## EXTRACTED ENTRIES
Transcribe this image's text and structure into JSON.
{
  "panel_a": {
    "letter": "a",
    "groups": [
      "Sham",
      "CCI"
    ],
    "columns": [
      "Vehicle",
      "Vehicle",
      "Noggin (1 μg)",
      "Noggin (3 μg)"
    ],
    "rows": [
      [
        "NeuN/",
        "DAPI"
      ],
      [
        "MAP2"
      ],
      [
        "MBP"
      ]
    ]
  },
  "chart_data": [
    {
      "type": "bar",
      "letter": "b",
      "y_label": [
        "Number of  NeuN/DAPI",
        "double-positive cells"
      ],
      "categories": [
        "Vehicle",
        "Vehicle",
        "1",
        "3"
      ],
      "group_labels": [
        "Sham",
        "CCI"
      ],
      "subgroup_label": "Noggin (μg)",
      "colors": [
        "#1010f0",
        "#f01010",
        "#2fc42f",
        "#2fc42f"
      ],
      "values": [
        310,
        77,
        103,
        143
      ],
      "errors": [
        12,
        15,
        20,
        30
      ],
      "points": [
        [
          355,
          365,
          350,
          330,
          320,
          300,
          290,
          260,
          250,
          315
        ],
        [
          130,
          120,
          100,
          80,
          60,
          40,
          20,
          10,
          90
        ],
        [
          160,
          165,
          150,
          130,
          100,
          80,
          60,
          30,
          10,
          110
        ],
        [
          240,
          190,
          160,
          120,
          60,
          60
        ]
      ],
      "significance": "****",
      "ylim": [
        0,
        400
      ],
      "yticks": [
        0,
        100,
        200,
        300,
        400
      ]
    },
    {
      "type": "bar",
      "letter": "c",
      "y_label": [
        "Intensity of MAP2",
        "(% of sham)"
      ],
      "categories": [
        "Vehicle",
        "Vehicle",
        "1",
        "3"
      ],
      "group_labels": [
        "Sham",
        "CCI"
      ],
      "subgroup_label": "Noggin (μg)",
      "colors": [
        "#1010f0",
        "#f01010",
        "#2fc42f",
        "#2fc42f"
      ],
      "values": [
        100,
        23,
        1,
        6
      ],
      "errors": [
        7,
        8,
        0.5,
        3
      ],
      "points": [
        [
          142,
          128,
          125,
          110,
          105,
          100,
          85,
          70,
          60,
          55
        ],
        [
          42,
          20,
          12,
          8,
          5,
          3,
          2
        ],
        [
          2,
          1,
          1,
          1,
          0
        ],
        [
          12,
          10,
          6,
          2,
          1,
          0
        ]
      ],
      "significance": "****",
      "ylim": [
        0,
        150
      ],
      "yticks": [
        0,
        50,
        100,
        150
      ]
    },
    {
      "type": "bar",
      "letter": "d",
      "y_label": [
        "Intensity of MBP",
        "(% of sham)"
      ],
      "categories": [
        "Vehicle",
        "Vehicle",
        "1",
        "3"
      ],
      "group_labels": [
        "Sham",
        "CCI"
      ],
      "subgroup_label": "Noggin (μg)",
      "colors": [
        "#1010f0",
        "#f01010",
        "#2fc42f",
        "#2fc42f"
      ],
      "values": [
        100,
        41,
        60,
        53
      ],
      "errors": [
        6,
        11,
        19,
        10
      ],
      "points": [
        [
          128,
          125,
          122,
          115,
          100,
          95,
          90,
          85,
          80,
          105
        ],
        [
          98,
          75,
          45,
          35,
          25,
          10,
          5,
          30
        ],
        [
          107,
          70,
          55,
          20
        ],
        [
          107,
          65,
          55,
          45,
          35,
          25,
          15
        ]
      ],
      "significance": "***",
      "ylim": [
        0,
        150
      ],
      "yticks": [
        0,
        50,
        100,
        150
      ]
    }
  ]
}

## TASK OBJECTIVE
Repeat each record word for word. Do not leave any out.

## TASK RESULT
Transcribe this image's text and structure into JSON.
{
  "panel_a": {
    "letter": "a",
    "groups": [
      "Sham",
      "CCI"
    ],
    "columns": [
      "Vehicle",
      "Vehicle",
      "Noggin (1 μg)",
      "Noggin (3 μg)"
    ],
    "rows": [
      [
        "NeuN/",
        "DAPI"
      ],
      [
        "MAP2"
      ],
      [
        "MBP"
      ]
    ]
  },
  "chart_data": [
    {
      "type": "bar",
      "letter": "b",
      "y_label": [
        "Number of  NeuN/DAPI",
        "double-positive cells"
      ],
      "categories": [
        "Vehicle",
        "Vehicle",
        "1",
        "3"
      ],
      "group_labels": [
        "Sham",
        "CCI"
      ],
      "subgroup_label": "Noggin (μg)",
      "colors": [
        "#1010f0",
        "#f01010",
        "#2fc42f",
        "#2fc42f"
      ],
      "values": [
        310,
        77,
        103,
        143
      ],
      "errors": [
        12,
        15,
        20,
        30
      ],
      "points": [
        [
          355,
          365,
          350,
          330,
          320,
          300,
          290,
          260,
          250,
          315
        ],
        [
          130,
          120,
          100,
          80,
          60,
          40,
          20,
          10,
          90
        ],
        [
          160,
          165,
          150,
          130,
          100,
          80,
          60,
          30,
          10,
          110
        ],
        [
          240,
          190,
          160,
          120,
          60,
          60
        ]
      ],
      "significance": "****",
      "ylim": [
        0,
        400
      ],
      "yticks": [
        0,
        100,
        200,
        300,
        400
      ]
    },
    {
      "type": "bar",
      "letter": "c",
      "y_label": [
        "Intensity of MAP2",
        "(% of sham)"
      ],
      "categories": [
        "Vehicle",
        "Vehicle",
        "1",
        "3"
      ],
      "group_labels": [
        "Sham",
        "CCI"
      ],
      "subgroup_label": "Noggin (μg)",
      "colors": [
        "#1010f0",
        "#f01010",
        "#2fc42f",
        "#2fc42f"
      ],
      "values": [
        100,
        23,
        1,
        6
      ],
      "errors": [
        7,
        8,
        0.5,
        3
      ],
      "points": [
        [
          142,
          128,
          125,
          110,
          105,
          100,
          85,
          70,
          60,
          55
        ],
        [
          42,
          20,
          12,
          8,
          5,
          3,
          2
        ],
        [
          2,
          1,
          1,
          1,
          0
        ],
        [
          12,
          10,
          6,
          2,
          1,
          0
        ]
      ],
      "significance": "****",
      "ylim": [
        0,
        150
      ],
      "yticks": [
        0,
        50,
        100,
        150
      ]
    },
    {
      "type": "bar",
      "letter": "d",
      "y_label": [
        "Intensity of MBP",
        "(% of sham)"
      ],
      "categories": [
        "Vehicle",
        "Vehicle",
        "1",
        "3"
      ],
      "group_labels": [
        "Sham",
        "CCI"
      ],
      "subgroup_label": "Noggin (μg)",
      "colors": [
        "#1010f0",
        "#f01010",
        "#2fc42f",
        "#2fc42f"
      ],
      "values": [
        100,
        41,
        60,
        53
      ],
      "errors": [
        6,
        11,
        19,
        10
      ],
      "points": [
        [
          128,
          125,
          122,
          115,
          100,
          95,
          90,
          85,
          80,
          105
        ],
        [
          98,
          75,
          45,
          35,
          25,
          10,
          5,
          30
        ],
        [
          107,
          70,
          55,
          20
        ],
        [
          107,
          65,
          55,
          45,
          35,
          25,
          15
        ]
      ],
      "significance": "***",
      "ylim": [
        0,
        150
      ],
      "yticks": [
        0,
        50,
        100,
        150
      ]
    }
  ]
}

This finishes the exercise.